*PROBLEM DETAILS*.
Give a count of the lines below that have the string "What" in them, with no other words.

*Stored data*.
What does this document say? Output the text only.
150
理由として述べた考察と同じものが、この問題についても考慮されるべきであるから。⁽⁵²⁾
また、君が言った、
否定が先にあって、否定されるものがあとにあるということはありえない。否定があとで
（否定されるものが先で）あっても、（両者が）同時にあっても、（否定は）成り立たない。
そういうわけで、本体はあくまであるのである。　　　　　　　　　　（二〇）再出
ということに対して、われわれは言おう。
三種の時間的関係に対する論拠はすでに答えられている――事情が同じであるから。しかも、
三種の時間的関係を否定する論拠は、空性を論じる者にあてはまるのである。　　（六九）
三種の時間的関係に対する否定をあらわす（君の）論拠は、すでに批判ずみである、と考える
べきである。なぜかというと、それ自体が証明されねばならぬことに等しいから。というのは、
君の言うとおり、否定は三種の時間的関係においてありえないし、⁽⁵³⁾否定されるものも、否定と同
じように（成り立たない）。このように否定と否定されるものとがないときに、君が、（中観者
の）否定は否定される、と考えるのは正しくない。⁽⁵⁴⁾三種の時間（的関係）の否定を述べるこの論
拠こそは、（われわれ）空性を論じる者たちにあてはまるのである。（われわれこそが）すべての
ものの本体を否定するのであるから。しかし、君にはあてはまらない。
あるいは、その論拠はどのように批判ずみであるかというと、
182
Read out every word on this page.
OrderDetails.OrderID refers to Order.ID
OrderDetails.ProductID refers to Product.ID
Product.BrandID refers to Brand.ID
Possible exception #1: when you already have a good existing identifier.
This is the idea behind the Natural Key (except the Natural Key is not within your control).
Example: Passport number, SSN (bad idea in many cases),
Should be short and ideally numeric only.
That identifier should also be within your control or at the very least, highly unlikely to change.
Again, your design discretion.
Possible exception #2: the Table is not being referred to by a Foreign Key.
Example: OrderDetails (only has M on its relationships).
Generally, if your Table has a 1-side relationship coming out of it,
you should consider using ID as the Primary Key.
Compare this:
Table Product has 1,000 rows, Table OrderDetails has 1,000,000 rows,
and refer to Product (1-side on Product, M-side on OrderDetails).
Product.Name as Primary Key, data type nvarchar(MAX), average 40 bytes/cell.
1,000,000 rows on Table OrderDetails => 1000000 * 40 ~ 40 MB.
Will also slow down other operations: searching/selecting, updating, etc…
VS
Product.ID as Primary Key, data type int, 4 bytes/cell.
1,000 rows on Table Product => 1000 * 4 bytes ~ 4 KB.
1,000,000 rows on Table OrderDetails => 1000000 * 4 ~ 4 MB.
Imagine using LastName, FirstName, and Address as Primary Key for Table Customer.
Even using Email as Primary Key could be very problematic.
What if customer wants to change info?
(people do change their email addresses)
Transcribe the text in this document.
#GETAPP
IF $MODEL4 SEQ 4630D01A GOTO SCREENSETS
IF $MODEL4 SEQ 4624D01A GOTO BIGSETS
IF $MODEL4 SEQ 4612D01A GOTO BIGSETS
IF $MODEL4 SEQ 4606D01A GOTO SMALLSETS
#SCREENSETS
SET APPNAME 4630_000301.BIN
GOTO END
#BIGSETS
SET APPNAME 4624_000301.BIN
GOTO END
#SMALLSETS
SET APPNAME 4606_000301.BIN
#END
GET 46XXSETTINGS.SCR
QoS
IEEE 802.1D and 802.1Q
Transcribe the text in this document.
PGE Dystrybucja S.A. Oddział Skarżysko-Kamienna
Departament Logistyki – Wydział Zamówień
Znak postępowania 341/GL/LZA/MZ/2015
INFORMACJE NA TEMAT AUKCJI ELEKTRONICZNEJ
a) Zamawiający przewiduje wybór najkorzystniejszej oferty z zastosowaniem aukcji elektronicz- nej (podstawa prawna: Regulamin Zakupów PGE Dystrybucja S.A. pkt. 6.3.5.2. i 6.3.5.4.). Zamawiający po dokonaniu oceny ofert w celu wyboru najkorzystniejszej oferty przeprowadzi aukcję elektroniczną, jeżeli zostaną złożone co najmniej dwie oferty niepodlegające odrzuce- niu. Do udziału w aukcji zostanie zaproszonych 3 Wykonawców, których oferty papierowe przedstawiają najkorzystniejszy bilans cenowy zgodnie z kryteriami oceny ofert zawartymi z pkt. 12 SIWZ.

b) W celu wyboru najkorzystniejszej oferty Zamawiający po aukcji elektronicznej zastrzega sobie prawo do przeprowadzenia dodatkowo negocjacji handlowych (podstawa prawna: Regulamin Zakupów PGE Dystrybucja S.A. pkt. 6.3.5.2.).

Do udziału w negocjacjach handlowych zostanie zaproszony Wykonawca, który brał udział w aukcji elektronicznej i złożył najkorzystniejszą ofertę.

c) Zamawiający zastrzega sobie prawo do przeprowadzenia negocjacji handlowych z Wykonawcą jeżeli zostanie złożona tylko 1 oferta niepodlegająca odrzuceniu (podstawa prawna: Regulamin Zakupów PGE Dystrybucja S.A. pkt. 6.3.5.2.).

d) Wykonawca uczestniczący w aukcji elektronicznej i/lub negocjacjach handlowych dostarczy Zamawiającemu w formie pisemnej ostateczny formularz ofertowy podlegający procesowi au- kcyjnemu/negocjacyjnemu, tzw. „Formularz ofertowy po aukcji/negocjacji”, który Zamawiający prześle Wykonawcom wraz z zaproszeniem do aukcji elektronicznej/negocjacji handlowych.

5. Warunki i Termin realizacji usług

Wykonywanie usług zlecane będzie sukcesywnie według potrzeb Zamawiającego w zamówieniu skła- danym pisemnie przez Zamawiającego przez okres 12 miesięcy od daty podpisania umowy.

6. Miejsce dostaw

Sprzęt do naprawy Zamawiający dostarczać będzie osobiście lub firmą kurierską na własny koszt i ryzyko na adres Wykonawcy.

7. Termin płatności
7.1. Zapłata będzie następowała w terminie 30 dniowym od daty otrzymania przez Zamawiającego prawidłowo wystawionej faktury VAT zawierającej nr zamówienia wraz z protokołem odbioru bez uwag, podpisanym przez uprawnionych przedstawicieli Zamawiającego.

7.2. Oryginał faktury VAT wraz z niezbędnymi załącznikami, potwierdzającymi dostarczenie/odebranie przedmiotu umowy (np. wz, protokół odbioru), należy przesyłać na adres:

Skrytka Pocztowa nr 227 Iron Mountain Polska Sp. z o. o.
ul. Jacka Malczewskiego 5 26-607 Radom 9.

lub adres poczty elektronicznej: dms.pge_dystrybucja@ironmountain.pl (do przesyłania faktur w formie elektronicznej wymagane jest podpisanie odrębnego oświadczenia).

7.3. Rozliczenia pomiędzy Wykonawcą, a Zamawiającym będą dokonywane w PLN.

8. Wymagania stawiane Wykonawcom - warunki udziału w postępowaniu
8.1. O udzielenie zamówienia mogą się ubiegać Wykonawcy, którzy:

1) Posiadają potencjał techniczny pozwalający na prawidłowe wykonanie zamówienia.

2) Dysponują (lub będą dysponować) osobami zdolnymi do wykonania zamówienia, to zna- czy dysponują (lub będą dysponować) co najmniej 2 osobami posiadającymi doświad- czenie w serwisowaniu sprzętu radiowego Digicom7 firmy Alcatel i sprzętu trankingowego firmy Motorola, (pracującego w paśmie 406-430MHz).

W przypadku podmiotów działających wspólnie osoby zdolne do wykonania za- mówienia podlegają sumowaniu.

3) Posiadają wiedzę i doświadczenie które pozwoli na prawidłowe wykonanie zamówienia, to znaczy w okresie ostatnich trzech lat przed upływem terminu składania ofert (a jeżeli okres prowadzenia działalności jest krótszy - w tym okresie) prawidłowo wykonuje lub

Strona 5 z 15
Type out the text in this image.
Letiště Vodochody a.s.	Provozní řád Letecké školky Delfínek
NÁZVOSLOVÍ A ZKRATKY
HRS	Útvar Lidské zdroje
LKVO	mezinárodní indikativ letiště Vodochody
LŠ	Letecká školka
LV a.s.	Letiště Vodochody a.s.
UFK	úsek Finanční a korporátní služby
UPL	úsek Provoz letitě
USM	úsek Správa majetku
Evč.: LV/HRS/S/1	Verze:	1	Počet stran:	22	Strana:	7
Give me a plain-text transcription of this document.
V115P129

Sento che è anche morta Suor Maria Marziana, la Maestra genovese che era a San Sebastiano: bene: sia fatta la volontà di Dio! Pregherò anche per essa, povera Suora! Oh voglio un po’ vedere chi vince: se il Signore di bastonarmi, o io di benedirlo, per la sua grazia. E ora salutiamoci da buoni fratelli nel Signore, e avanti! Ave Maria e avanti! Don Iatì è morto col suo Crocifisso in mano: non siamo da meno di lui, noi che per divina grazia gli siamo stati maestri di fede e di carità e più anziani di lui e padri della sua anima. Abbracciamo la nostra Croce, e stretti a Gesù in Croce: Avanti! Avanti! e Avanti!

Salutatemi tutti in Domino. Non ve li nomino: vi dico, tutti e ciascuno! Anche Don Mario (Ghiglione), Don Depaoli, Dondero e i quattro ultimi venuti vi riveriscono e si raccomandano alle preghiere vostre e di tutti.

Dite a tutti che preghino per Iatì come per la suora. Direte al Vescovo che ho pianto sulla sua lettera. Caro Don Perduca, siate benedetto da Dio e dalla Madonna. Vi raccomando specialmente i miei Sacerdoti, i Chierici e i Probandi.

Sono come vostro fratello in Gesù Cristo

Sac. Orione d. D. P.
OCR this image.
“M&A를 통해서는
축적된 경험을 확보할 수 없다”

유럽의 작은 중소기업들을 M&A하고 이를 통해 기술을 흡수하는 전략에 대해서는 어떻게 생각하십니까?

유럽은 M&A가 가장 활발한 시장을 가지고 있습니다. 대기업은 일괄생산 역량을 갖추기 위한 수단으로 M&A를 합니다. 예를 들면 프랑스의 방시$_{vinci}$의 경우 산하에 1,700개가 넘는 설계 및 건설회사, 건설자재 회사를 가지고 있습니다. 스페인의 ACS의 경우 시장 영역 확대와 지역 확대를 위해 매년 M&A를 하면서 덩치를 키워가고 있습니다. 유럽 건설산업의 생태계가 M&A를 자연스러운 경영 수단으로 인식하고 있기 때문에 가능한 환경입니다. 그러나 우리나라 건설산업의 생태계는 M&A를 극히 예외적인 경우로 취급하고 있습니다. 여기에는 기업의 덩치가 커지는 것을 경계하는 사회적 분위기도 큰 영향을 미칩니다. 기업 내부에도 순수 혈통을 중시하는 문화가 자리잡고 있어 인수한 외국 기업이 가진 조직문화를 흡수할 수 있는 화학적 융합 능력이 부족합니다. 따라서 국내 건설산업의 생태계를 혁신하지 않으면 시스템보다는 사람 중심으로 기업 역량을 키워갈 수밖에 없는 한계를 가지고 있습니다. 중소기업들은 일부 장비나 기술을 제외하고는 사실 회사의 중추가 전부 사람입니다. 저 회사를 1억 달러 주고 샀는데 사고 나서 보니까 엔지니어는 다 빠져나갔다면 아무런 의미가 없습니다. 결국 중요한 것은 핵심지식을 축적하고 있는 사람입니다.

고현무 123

*PROBLEM SOLUTION*.
2